┌─ INFORMATION SHOWN

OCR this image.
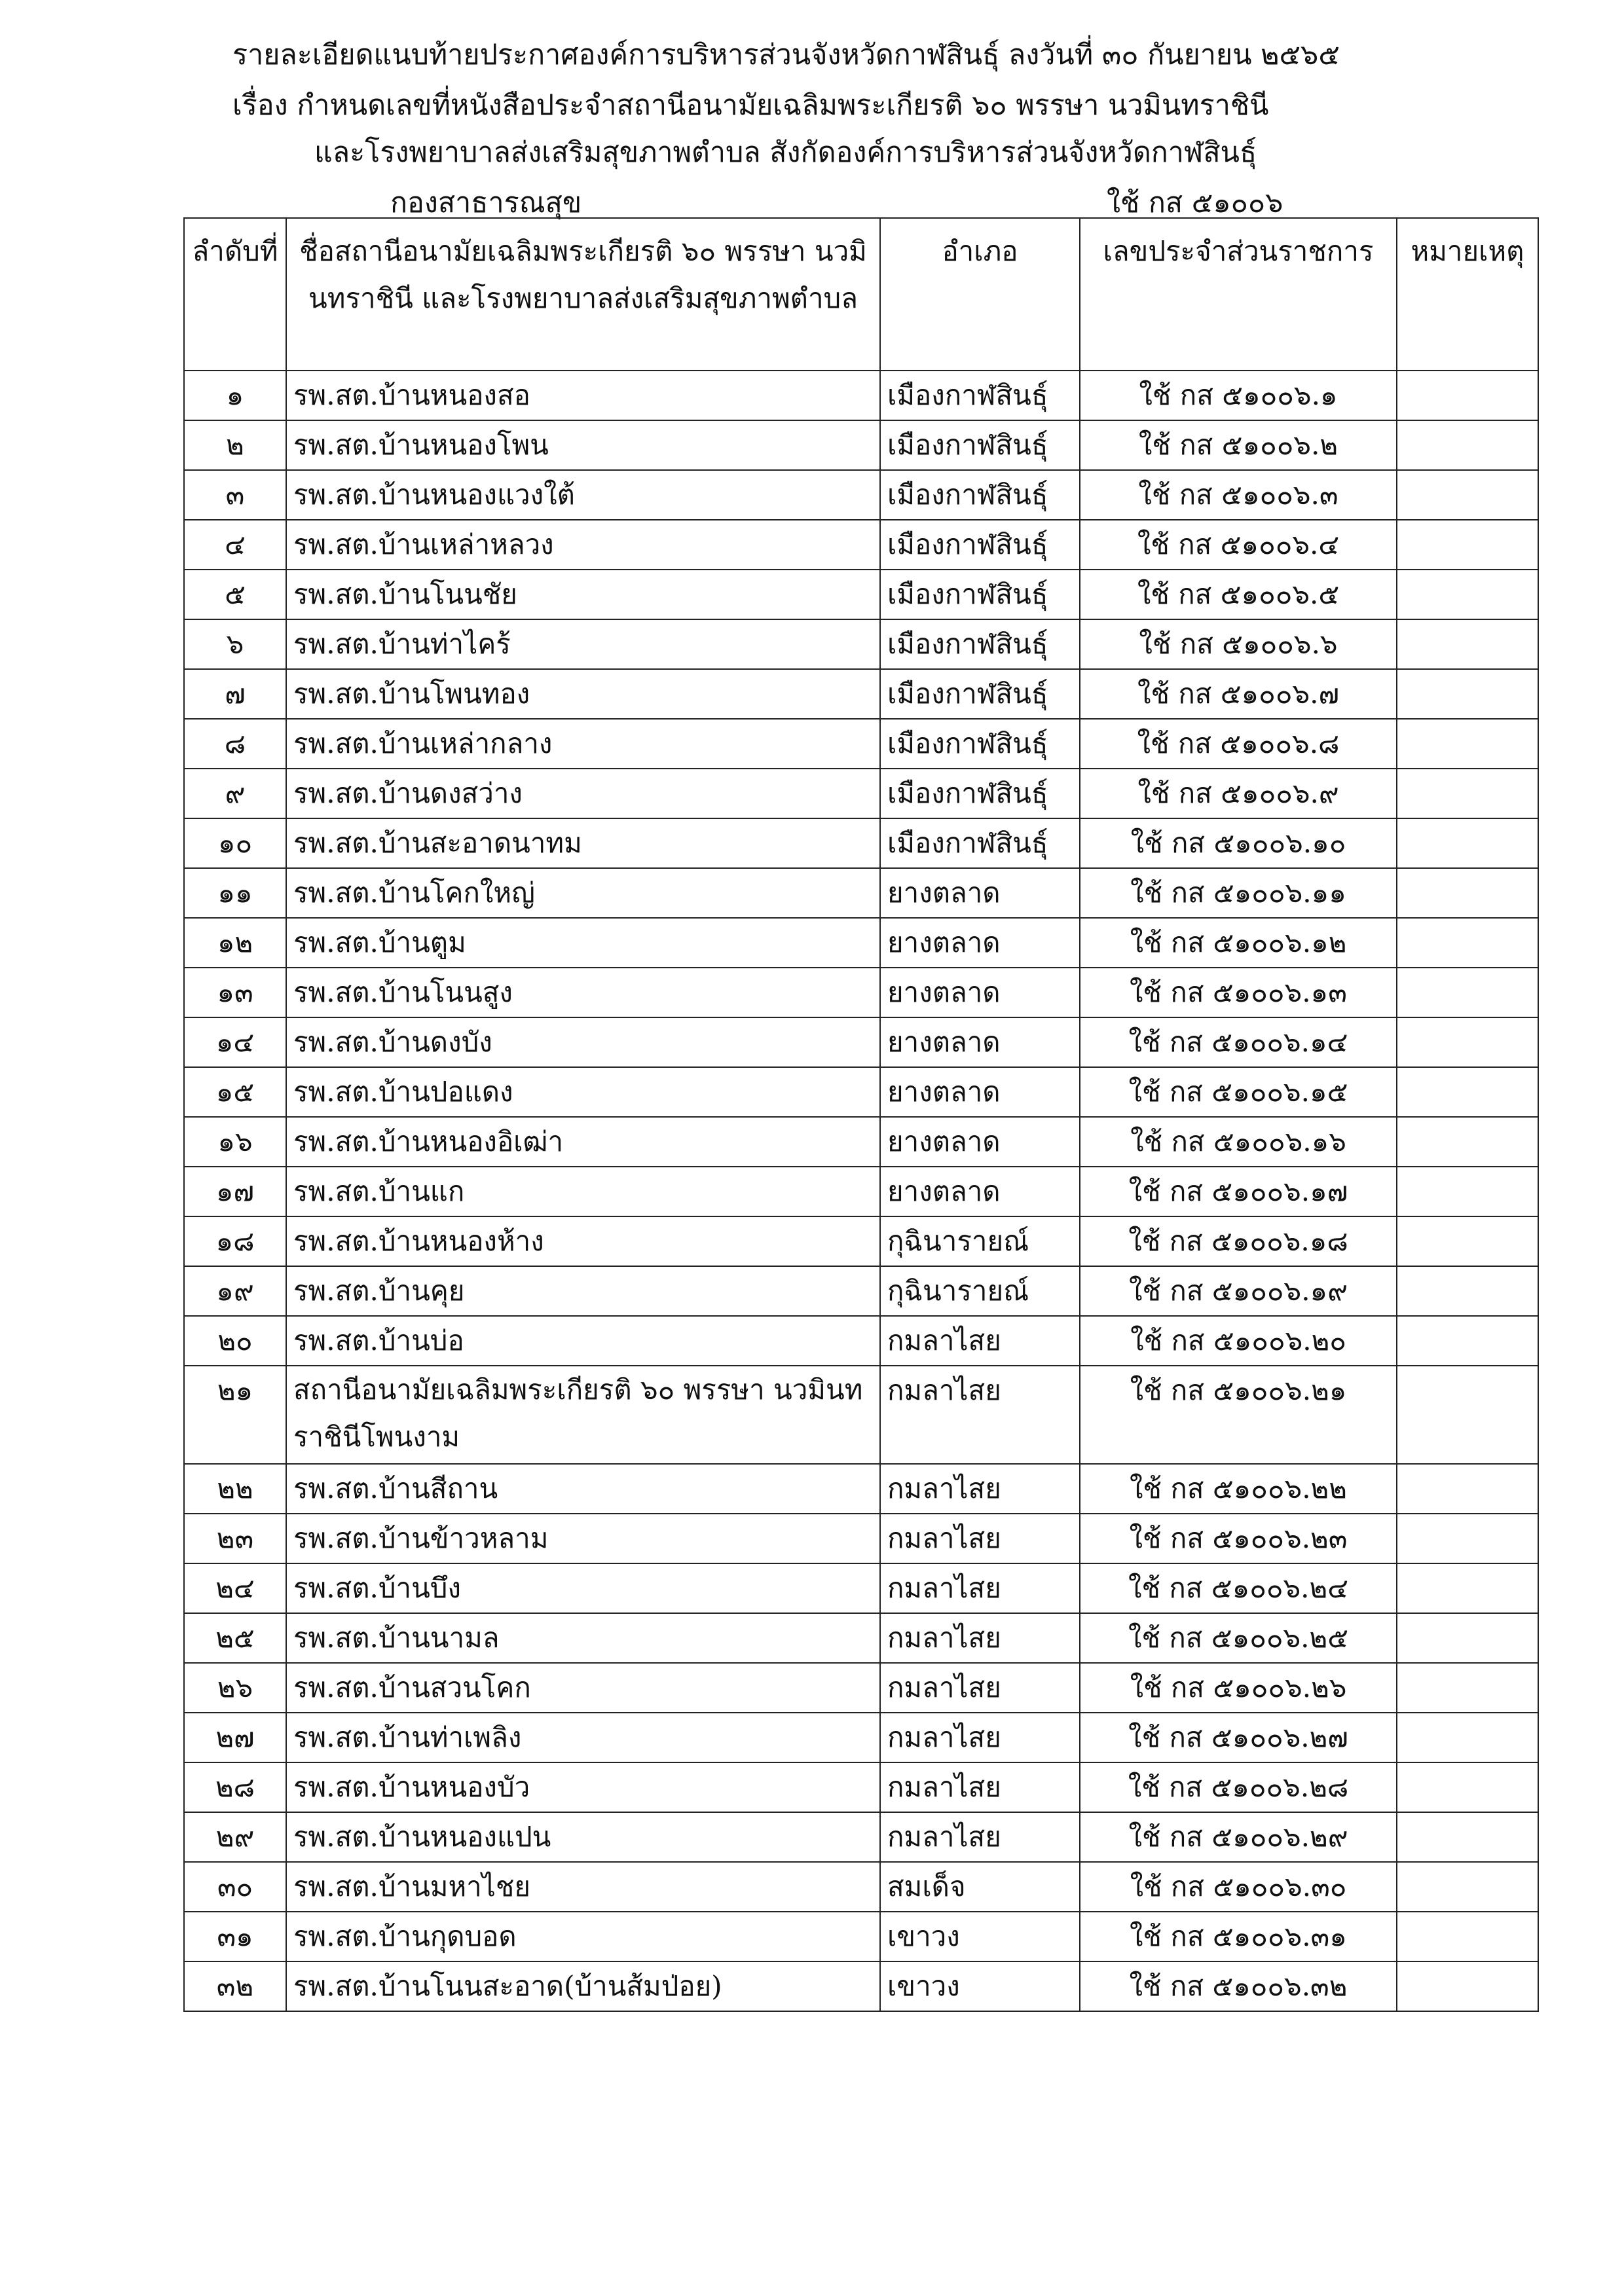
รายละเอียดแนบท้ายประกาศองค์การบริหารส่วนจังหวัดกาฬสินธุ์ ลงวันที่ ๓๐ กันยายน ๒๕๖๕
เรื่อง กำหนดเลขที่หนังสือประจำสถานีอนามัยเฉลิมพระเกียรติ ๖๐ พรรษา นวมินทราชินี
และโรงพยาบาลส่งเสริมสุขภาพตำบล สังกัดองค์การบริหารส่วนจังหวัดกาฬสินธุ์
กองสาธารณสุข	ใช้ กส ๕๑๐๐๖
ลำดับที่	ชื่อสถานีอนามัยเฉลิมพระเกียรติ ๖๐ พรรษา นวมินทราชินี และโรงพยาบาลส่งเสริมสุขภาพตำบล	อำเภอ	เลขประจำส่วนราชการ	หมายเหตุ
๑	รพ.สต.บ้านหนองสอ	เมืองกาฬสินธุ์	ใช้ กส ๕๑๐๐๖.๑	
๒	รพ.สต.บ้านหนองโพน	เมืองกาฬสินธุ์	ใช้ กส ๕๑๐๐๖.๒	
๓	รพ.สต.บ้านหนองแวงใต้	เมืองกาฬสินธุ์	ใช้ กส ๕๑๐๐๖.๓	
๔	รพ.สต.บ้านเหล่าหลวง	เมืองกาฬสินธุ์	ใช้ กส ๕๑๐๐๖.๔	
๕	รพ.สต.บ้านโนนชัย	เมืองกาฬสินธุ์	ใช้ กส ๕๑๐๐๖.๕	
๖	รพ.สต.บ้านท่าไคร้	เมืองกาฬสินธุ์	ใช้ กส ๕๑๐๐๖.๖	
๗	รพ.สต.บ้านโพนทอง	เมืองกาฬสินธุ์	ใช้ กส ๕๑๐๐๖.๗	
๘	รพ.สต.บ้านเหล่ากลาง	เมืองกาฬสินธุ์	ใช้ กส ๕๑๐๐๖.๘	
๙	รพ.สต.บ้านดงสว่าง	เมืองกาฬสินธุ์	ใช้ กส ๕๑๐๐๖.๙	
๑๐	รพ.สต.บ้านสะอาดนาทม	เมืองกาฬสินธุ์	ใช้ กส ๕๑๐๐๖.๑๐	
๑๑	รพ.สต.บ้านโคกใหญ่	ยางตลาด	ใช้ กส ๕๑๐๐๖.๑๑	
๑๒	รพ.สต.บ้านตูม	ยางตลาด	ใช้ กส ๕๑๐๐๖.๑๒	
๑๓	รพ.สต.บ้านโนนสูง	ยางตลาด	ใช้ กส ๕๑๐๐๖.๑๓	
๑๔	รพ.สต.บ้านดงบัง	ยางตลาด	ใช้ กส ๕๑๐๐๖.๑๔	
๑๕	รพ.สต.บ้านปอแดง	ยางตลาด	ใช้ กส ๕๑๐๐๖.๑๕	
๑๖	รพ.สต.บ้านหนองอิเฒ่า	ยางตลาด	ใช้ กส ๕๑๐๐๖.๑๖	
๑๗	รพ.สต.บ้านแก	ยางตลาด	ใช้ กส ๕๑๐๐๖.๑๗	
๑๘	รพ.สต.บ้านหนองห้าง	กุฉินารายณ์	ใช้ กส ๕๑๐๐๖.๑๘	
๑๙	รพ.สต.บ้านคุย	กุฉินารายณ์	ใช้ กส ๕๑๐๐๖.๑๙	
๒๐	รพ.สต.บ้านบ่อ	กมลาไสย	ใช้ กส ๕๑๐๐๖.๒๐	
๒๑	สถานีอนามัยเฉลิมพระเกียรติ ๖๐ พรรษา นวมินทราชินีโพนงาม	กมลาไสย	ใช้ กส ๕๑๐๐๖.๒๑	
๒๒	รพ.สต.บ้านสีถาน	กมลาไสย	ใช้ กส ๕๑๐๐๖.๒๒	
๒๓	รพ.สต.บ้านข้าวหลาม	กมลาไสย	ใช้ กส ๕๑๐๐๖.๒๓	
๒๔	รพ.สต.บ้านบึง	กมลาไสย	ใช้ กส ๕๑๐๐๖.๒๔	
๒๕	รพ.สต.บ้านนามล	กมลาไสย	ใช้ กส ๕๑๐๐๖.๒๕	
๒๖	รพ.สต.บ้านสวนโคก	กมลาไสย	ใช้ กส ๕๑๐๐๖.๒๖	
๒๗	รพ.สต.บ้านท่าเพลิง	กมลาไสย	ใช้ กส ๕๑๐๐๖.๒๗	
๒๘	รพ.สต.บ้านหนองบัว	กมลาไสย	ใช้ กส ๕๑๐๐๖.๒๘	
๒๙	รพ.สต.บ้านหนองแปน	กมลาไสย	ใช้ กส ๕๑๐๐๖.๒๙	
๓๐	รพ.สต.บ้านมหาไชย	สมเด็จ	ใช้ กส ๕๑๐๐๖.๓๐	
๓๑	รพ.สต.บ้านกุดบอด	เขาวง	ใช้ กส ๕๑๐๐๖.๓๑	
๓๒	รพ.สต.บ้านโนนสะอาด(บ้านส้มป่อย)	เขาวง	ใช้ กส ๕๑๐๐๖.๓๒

└─
┌─ INFORMATION SHOWN

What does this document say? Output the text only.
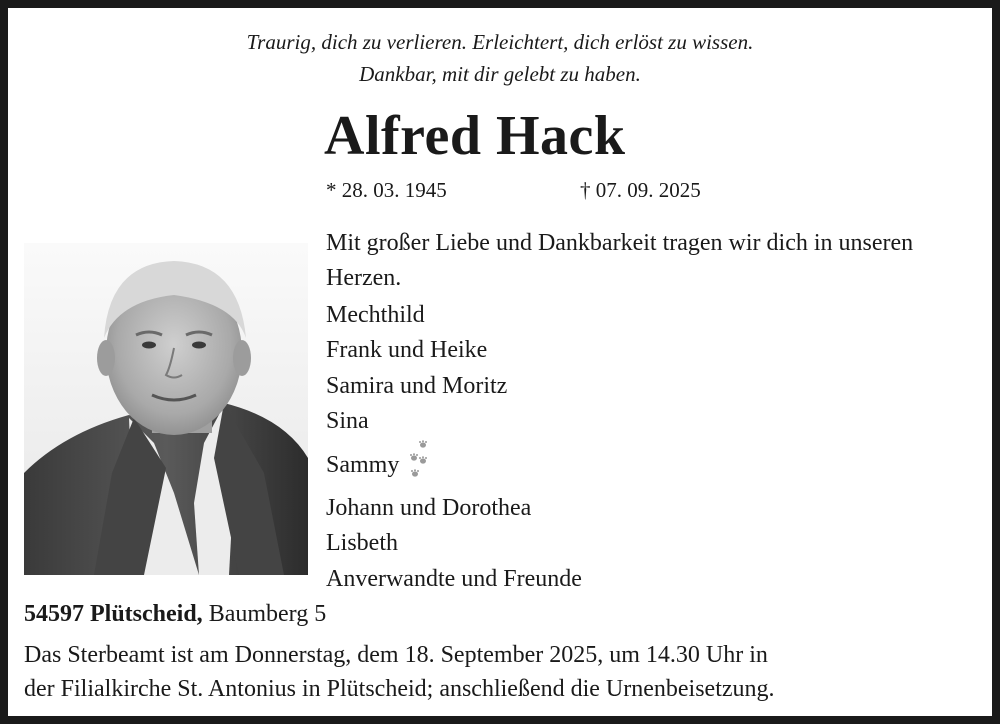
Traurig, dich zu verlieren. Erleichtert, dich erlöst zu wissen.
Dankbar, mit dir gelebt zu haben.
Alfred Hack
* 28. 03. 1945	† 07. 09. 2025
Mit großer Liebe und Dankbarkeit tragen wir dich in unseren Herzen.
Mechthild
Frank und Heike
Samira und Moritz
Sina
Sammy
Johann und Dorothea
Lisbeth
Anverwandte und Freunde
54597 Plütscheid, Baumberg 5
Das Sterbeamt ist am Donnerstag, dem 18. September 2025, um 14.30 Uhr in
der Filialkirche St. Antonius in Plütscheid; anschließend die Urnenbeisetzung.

└─
┌─ INFORMATION SHOWN

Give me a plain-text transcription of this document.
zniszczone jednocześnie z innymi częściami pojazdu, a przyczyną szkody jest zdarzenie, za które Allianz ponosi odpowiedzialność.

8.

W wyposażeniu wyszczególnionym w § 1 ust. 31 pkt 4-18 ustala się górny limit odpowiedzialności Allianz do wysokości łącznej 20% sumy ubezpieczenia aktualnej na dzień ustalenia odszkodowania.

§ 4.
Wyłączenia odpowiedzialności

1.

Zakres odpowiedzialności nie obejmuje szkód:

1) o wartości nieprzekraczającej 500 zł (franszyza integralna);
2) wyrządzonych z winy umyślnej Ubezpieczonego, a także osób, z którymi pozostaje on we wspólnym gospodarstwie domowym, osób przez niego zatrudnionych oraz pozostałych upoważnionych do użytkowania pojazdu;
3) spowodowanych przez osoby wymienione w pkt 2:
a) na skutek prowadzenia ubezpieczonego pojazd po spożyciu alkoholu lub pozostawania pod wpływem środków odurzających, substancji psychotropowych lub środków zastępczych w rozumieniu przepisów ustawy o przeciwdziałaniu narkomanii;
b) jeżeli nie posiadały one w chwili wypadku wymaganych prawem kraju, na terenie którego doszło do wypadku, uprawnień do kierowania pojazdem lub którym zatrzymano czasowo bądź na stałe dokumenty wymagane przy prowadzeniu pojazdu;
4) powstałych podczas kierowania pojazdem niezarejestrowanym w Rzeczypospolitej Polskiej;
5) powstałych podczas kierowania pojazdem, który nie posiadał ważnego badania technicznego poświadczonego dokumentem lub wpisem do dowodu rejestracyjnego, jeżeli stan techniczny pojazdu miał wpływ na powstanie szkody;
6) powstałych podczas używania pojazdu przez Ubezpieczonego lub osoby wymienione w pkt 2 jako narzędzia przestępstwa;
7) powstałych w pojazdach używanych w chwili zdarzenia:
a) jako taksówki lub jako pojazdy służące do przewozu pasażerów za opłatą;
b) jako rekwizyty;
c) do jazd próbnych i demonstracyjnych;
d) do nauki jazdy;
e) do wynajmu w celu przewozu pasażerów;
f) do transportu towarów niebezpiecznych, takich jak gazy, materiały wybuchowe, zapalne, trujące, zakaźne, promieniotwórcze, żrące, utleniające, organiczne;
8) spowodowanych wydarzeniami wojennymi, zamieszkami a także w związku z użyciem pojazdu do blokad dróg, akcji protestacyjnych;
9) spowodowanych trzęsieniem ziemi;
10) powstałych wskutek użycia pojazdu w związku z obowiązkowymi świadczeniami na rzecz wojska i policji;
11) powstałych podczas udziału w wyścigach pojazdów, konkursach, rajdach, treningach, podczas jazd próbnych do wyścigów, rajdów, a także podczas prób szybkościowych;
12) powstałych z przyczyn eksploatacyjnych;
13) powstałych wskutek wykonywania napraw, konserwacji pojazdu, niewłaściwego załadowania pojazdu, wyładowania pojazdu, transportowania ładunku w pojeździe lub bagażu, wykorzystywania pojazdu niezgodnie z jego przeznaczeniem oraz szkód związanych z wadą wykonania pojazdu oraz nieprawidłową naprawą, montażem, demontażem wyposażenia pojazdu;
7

└─

Of all the lines in the listing above, how many include "dich"? Write only the number.

• **ANSWER BELOW**:
2